WHAT YOU NEED TO DO
Identify all lines in the data containing the string "vàng". Copy them out.
(begin)
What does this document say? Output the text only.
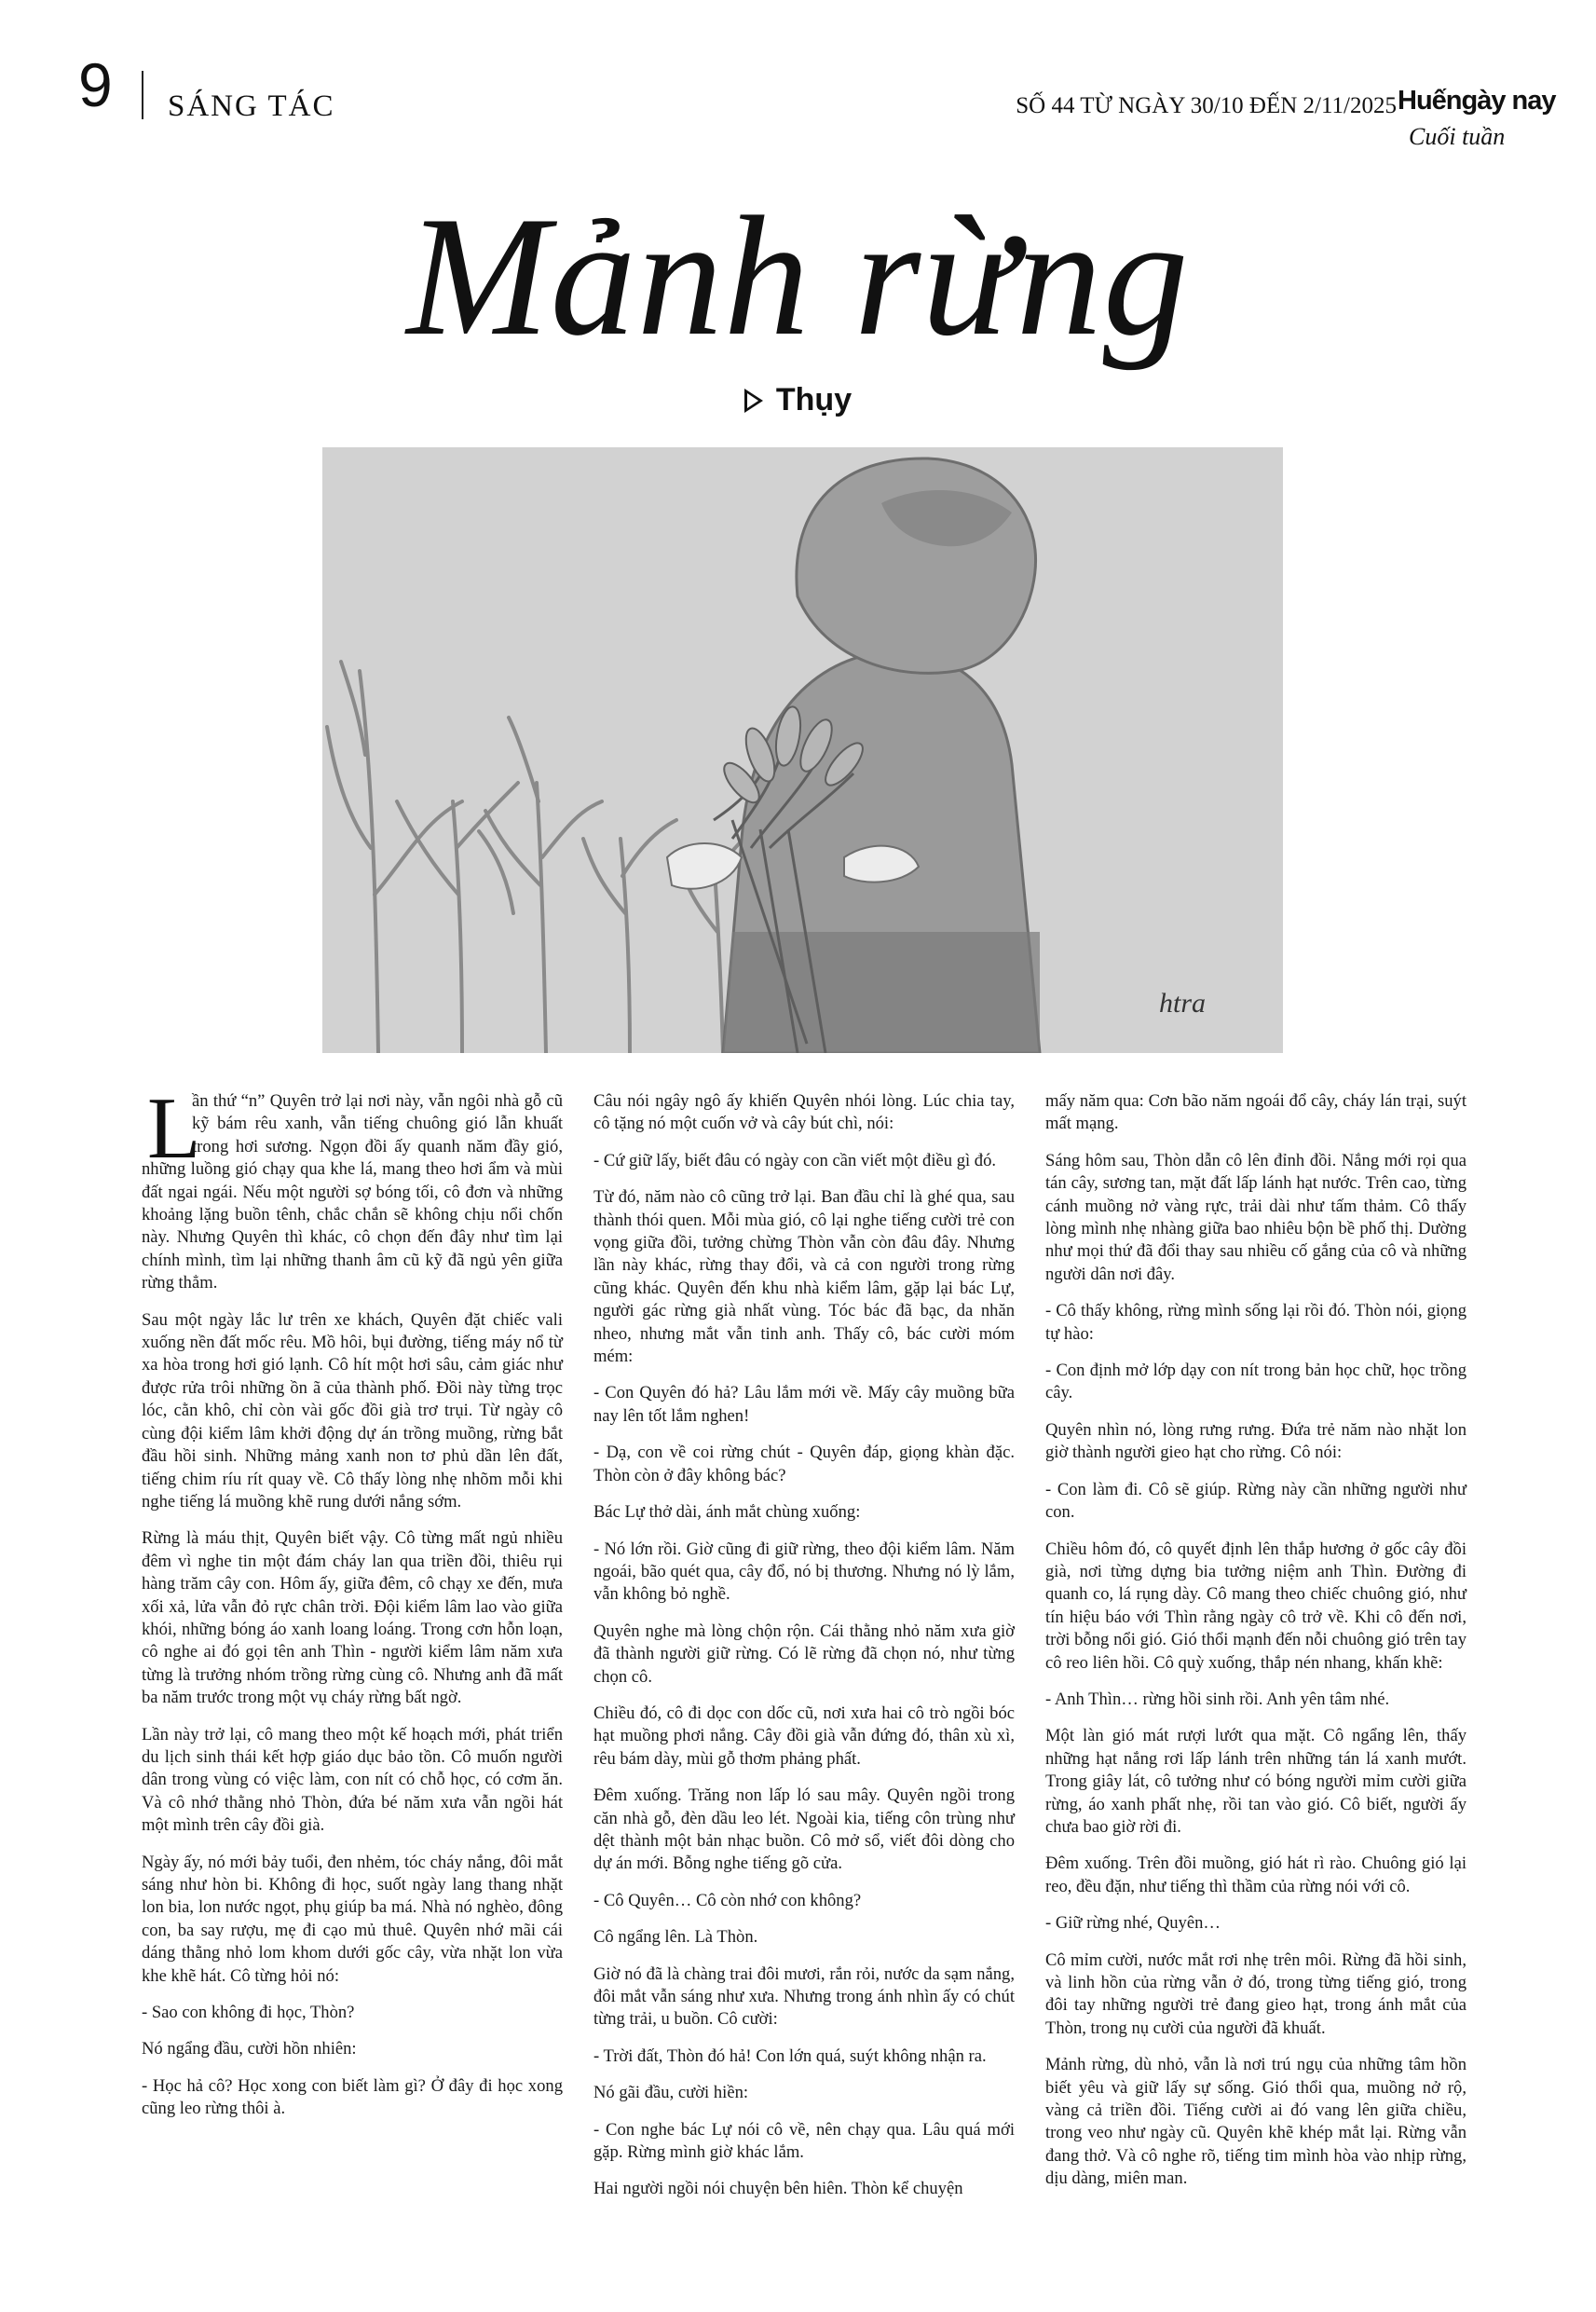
9 SÁNG TÁC	SỐ 44 TỪ NGÀY 30/10 ĐẾN 2/11/2025 Huếngày nay
Cuối tuần
Mảnh rừng
Thụy
htra
L

ần thứ “n” Quyên trở lại nơi này, vẫn ngôi nhà gỗ cũ kỹ bám rêu xanh, vẫn tiếng chuông gió lẫn khuất trong hơi sương. Ngọn đồi ấy quanh năm đầy gió, những luồng gió chạy qua khe lá, mang theo hơi ẩm và mùi đất ngai ngái. Nếu một người sợ bóng tối, cô đơn và những khoảng lặng buồn tênh, chắc chắn sẽ không chịu nổi chốn này. Nhưng Quyên thì khác, cô chọn đến đây như tìm lại chính mình, tìm lại những thanh âm cũ kỹ đã ngủ yên giữa rừng thẳm.

Sau một ngày lắc lư trên xe khách, Quyên đặt chiếc vali xuống nền đất mốc rêu. Mồ hôi, bụi đường, tiếng máy nổ từ xa hòa trong hơi gió lạnh. Cô hít một hơi sâu, cảm giác như được rửa trôi những ồn ã của thành phố. Đồi này từng trọc lóc, cằn khô, chỉ còn vài gốc đồi già trơ trụi. Từ ngày cô cùng đội kiểm lâm khởi động dự án trồng muồng, rừng bắt đầu hồi sinh. Những mảng xanh non tơ phủ dần lên đất, tiếng chim ríu rít quay về. Cô thấy lòng nhẹ nhõm mỗi khi nghe tiếng lá muồng khẽ rung dưới nắng sớm.

Rừng là máu thịt, Quyên biết vậy. Cô từng mất ngủ nhiều đêm vì nghe tin một đám cháy lan qua triền đồi, thiêu rụi hàng trăm cây con. Hôm ấy, giữa đêm, cô chạy xe đến, mưa xối xả, lửa vẫn đỏ rực chân trời. Đội kiểm lâm lao vào giữa khói, những bóng áo xanh loang loáng. Trong cơn hỗn loạn, cô nghe ai đó gọi tên anh Thìn - người kiểm lâm năm xưa từng là trưởng nhóm trồng rừng cùng cô. Nhưng anh đã mất ba năm trước trong một vụ cháy rừng bất ngờ.

Lần này trở lại, cô mang theo một kế hoạch mới, phát triển du lịch sinh thái kết hợp giáo dục bảo tồn. Cô muốn người dân trong vùng có việc làm, con nít có chỗ học, có cơm ăn. Và cô nhớ thằng nhỏ Thòn, đứa bé năm xưa vẫn ngồi hát một mình trên cây đồi già.

Ngày ấy, nó mới bảy tuổi, đen nhẻm, tóc cháy nắng, đôi mắt sáng như hòn bi. Không đi học, suốt ngày lang thang nhặt lon bia, lon nước ngọt, phụ giúp ba má. Nhà nó nghèo, đông con, ba say rượu, mẹ đi cạo mủ thuê. Quyên nhớ mãi cái dáng thằng nhỏ lom khom dưới gốc cây, vừa nhặt lon vừa khe khẽ hát. Cô từng hỏi nó:

- Sao con không đi học, Thòn?

Nó ngẩng đầu, cười hồn nhiên:

- Học hả cô? Học xong con biết làm gì? Ở đây đi học xong cũng leo rừng thôi à.

Câu nói ngây ngô ấy khiến Quyên nhói lòng. Lúc chia tay, cô tặng nó một cuốn vở và cây bút chì, nói:

- Cứ giữ lấy, biết đâu có ngày con cần viết một điều gì đó.

Từ đó, năm nào cô cũng trở lại. Ban đầu chỉ là ghé qua, sau thành thói quen. Mỗi mùa gió, cô lại nghe tiếng cười trẻ con vọng giữa đồi, tưởng chừng Thòn vẫn còn đâu đây. Nhưng lần này khác, rừng thay đổi, và cả con người trong rừng cũng khác. Quyên đến khu nhà kiểm lâm, gặp lại bác Lự, người gác rừng già nhất vùng. Tóc bác đã bạc, da nhăn nheo, nhưng mắt vẫn tinh anh. Thấy cô, bác cười móm mém:

- Con Quyên đó hả? Lâu lắm mới về. Mấy cây muồng bữa nay lên tốt lắm nghen!

- Dạ, con về coi rừng chút - Quyên đáp, giọng khàn đặc. Thòn còn ở đây không bác?

Bác Lự thở dài, ánh mắt chùng xuống:

- Nó lớn rồi. Giờ cũng đi giữ rừng, theo đội kiểm lâm. Năm ngoái, bão quét qua, cây đổ, nó bị thương. Nhưng nó lỳ lắm, vẫn không bỏ nghề.

Quyên nghe mà lòng chộn rộn. Cái thằng nhỏ năm xưa giờ đã thành người giữ rừng. Có lẽ rừng đã chọn nó, như từng chọn cô.

Chiều đó, cô đi dọc con dốc cũ, nơi xưa hai cô trò ngồi bóc hạt muồng phơi nắng. Cây đồi già vẫn đứng đó, thân xù xì, rêu bám dày, mùi gỗ thơm phảng phất.

Đêm xuống. Trăng non lấp ló sau mây. Quyên ngồi trong căn nhà gỗ, đèn dầu leo lét. Ngoài kia, tiếng côn trùng như dệt thành một bản nhạc buồn. Cô mở sổ, viết đôi dòng cho dự án mới. Bỗng nghe tiếng gõ cửa.

- Cô Quyên… Cô còn nhớ con không?

Cô ngẩng lên. Là Thòn.

Giờ nó đã là chàng trai đôi mươi, rắn rỏi, nước da sạm nắng, đôi mắt vẫn sáng như xưa. Nhưng trong ánh nhìn ấy có chút từng trải, u buồn. Cô cười:

- Trời đất, Thòn đó hả! Con lớn quá, suýt không nhận ra.

Nó gãi đầu, cười hiền:

- Con nghe bác Lự nói cô về, nên chạy qua. Lâu quá mới gặp. Rừng mình giờ khác lắm.

Hai người ngồi nói chuyện bên hiên. Thòn kể chuyện

mấy năm qua: Cơn bão năm ngoái đổ cây, cháy lán trại, suýt mất mạng.

Sáng hôm sau, Thòn dẫn cô lên đỉnh đồi. Nắng mới rọi qua tán cây, sương tan, mặt đất lấp lánh hạt nước. Trên cao, từng cánh muồng nở vàng rực, trải dài như tấm thảm. Cô thấy lòng mình nhẹ nhàng giữa bao nhiêu bộn bề phố thị. Dường như mọi thứ đã đổi thay sau nhiều cố gắng của cô và những người dân nơi đây.

- Cô thấy không, rừng mình sống lại rồi đó. Thòn nói, giọng tự hào:

- Con định mở lớp dạy con nít trong bản học chữ, học trồng cây.

Quyên nhìn nó, lòng rưng rưng. Đứa trẻ năm nào nhặt lon giờ thành người gieo hạt cho rừng. Cô nói:

- Con làm đi. Cô sẽ giúp. Rừng này cần những người như con.

Chiều hôm đó, cô quyết định lên thắp hương ở gốc cây đồi già, nơi từng dựng bia tưởng niệm anh Thìn. Đường đi quanh co, lá rụng dày. Cô mang theo chiếc chuông gió, như tín hiệu báo với Thìn rằng ngày cô trở về. Khi cô đến nơi, trời bỗng nổi gió. Gió thổi mạnh đến nỗi chuông gió trên tay cô reo liên hồi. Cô quỳ xuống, thắp nén nhang, khấn khẽ:

- Anh Thìn… rừng hồi sinh rồi. Anh yên tâm nhé.

Một làn gió mát rượi lướt qua mặt. Cô ngẩng lên, thấy những hạt nắng rơi lấp lánh trên những tán lá xanh mướt. Trong giây lát, cô tưởng như có bóng người mỉm cười giữa rừng, áo xanh phất nhẹ, rồi tan vào gió. Cô biết, người ấy chưa bao giờ rời đi.

Đêm xuống. Trên đồi muồng, gió hát rì rào. Chuông gió lại reo, đều đặn, như tiếng thì thầm của rừng nói với cô.

- Giữ rừng nhé, Quyên…

Cô mỉm cười, nước mắt rơi nhẹ trên môi. Rừng đã hồi sinh, và linh hồn của rừng vẫn ở đó, trong từng tiếng gió, trong đôi tay những người trẻ đang gieo hạt, trong ánh mắt của Thòn, trong nụ cười của người đã khuất.

Mảnh rừng, dù nhỏ, vẫn là nơi trú ngụ của những tâm hồn biết yêu và giữ lấy sự sống. Gió thổi qua, muồng nở rộ, vàng cả triền đồi. Tiếng cười ai đó vang lên giữa chiều, trong veo như ngày cũ. Quyên khẽ khép mắt lại. Rừng vẫn đang thở. Và cô nghe rõ, tiếng tim mình hòa vào nhịp rừng, dịu dàng, miên man.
(end)
COMPLETE OUTPUT
Sáng hôm sau, Thòn dẫn cô lên đỉnh đồi. Nắng mới rọi qua tán cây, sương tan, mặt đất lấp lánh hạt nước. Trên cao, từng cánh muồng nở vàng rực, trải dài như tấm thảm. Cô thấy lòng mình nhẹ nhàng giữa bao nhiêu bộn bề phố thị. Dường như mọi thứ đã đổi thay sau nhiều cố gắng của cô và những người dân nơi đây.
Mảnh rừng, dù nhỏ, vẫn là nơi trú ngụ của những tâm hồn biết yêu và giữ lấy sự sống. Gió thổi qua, muồng nở rộ, vàng cả triền đồi. Tiếng cười ai đó vang lên giữa chiều, trong veo như ngày cũ. Quyên khẽ khép mắt lại. Rừng vẫn đang thở. Và cô nghe rõ, tiếng tim mình hòa vào nhịp rừng, dịu dàng, miên man.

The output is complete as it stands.